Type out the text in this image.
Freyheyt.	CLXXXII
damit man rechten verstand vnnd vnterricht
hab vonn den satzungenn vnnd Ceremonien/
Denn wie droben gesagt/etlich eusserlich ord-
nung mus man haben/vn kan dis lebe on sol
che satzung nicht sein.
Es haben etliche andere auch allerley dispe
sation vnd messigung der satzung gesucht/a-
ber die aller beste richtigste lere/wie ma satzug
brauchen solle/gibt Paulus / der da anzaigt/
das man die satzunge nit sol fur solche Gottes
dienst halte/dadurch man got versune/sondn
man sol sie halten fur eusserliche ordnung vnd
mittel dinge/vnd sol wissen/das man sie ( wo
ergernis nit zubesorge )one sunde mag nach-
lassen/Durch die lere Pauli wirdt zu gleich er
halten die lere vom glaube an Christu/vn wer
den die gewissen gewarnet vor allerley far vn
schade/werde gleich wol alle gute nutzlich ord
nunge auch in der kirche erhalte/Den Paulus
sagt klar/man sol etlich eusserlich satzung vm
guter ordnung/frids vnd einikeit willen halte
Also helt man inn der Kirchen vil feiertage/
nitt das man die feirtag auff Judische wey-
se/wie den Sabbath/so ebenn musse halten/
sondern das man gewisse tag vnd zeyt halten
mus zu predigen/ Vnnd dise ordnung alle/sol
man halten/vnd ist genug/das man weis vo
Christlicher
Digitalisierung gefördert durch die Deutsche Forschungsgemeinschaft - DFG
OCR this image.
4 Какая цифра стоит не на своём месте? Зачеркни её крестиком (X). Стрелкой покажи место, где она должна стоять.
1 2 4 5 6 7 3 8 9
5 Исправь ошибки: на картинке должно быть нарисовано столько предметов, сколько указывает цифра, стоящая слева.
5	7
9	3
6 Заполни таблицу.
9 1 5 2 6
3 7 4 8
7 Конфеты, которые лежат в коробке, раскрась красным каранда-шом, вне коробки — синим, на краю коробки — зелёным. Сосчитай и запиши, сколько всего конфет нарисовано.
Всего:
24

══════════════════════════════

## INSTRUCTION:
Copy the material above back out, exactly as written.

## TASK ANSWER:
Type out the text in this image.
Freyheyt.	CLXXXII
damit man rechten verstand vnnd vnterricht
hab vonn den satzungenn vnnd Ceremonien/
Denn wie droben gesagt/etlich eusserlich ord-
nung mus man haben/vn kan dis lebe on sol
che satzung nicht sein.
Es haben etliche andere auch allerley dispe
sation vnd messigung der satzung gesucht/a-
ber die aller beste richtigste lere/wie ma satzug
brauchen solle/gibt Paulus / der da anzaigt/
das man die satzunge nit sol fur solche Gottes
dienst halte/dadurch man got versune/sondn
man sol sie halten fur eusserliche ordnung vnd
mittel dinge/vnd sol wissen/das man sie ( wo
ergernis nit zubesorge )one sunde mag nach-
lassen/Durch die lere Pauli wirdt zu gleich er
halten die lere vom glaube an Christu/vn wer
den die gewissen gewarnet vor allerley far vn
schade/werde gleich wol alle gute nutzlich ord
nunge auch in der kirche erhalte/Den Paulus
sagt klar/man sol etlich eusserlich satzung vm
guter ordnung/frids vnd einikeit willen halte
Also helt man inn der Kirchen vil feiertage/
nitt das man die feirtag auff Judische wey-
se/wie den Sabbath/so ebenn musse halten/
sondern das man gewisse tag vnd zeyt halten
mus zu predigen/ Vnnd dise ordnung alle/sol
man halten/vnd ist genug/das man weis vo
Christlicher
Digitalisierung gefördert durch die Deutsche Forschungsgemeinschaft - DFG
OCR this image.
4 Какая цифра стоит не на своём месте? Зачеркни её крестиком (X). Стрелкой покажи место, где она должна стоять.
1 2 4 5 6 7 3 8 9
5 Исправь ошибки: на картинке должно быть нарисовано столько предметов, сколько указывает цифра, стоящая слева.
5	7
9	3
6 Заполни таблицу.
9 1 5 2 6
3 7 4 8
7 Конфеты, которые лежат в коробке, раскрась красным каранда-шом, вне коробки — синим, на краю коробки — зелёным. Сосчитай и запиши, сколько всего конфет нарисовано.
Всего:
24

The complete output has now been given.